LISTING:
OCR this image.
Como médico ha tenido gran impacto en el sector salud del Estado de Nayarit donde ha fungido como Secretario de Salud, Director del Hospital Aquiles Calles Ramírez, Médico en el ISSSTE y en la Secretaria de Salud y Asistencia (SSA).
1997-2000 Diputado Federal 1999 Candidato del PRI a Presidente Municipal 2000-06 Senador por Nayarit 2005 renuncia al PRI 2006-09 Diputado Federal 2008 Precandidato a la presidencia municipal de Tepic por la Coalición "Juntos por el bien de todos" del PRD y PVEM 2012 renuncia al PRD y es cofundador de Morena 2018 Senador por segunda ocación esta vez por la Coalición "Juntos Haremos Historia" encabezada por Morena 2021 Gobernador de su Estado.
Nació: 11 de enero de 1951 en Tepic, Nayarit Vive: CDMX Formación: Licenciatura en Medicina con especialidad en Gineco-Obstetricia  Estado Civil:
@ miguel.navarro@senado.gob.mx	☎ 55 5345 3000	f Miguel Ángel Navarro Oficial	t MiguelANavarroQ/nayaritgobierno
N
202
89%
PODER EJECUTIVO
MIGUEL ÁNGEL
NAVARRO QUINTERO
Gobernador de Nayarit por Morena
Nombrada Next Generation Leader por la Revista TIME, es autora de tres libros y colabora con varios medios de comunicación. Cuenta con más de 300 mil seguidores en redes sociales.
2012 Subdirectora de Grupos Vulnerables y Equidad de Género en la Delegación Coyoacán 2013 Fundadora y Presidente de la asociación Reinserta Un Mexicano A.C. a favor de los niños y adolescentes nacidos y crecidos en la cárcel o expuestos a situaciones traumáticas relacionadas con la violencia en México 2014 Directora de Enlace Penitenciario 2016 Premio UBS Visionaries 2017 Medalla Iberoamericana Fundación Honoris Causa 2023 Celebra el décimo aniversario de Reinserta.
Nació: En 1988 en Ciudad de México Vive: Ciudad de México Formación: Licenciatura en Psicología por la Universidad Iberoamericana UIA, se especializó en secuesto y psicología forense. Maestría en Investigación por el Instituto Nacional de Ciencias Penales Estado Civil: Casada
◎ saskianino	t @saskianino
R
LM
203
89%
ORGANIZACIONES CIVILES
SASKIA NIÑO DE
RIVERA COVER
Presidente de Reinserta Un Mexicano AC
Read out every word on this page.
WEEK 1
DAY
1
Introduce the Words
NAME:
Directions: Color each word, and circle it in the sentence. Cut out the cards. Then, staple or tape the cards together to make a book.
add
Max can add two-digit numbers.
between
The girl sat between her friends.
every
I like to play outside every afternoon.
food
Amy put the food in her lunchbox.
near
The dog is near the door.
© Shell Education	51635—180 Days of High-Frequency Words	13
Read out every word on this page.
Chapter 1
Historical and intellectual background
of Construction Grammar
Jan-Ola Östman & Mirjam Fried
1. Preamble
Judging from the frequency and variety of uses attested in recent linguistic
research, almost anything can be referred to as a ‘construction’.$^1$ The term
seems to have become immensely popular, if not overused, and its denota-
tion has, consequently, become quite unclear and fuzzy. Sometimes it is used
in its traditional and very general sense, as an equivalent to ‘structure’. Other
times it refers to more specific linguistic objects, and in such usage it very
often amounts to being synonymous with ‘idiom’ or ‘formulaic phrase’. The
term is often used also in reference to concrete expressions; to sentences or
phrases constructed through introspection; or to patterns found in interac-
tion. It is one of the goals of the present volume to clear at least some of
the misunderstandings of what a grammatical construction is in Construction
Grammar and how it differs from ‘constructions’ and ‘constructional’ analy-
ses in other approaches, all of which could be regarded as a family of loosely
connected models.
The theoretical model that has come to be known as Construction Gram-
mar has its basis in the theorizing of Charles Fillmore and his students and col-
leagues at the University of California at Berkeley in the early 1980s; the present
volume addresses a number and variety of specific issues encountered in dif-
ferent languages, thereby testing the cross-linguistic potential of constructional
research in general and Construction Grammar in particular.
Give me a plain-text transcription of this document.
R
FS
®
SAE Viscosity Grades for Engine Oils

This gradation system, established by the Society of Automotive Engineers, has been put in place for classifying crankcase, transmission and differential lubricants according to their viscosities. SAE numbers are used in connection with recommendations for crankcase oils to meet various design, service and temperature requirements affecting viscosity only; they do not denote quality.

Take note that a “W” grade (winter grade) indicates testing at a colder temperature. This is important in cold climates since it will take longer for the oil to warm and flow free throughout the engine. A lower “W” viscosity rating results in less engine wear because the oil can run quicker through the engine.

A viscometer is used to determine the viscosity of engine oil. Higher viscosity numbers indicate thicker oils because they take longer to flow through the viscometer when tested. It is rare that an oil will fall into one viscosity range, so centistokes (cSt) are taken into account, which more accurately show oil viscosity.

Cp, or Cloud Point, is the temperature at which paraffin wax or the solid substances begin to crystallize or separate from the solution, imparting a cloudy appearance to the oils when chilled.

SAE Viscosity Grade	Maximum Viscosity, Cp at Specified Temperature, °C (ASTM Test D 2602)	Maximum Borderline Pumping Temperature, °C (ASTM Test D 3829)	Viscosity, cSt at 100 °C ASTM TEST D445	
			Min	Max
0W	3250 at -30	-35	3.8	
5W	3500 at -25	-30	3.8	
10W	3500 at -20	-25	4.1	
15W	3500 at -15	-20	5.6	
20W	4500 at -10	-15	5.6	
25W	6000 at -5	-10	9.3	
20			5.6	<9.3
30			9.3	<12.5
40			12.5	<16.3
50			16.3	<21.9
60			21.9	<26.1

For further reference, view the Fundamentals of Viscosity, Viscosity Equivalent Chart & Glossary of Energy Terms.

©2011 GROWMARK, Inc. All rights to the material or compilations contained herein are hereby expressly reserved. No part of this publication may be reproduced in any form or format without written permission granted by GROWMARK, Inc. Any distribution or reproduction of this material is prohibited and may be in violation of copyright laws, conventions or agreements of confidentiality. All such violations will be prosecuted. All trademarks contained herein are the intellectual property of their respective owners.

SET TASK: Copy every line that contains the string "become".

OUTPUT FOR THIS TASK:
seems to have become immensely popular, if not overused, and its denota-
tion has, consequently, become quite unclear and fuzzy. Sometimes it is used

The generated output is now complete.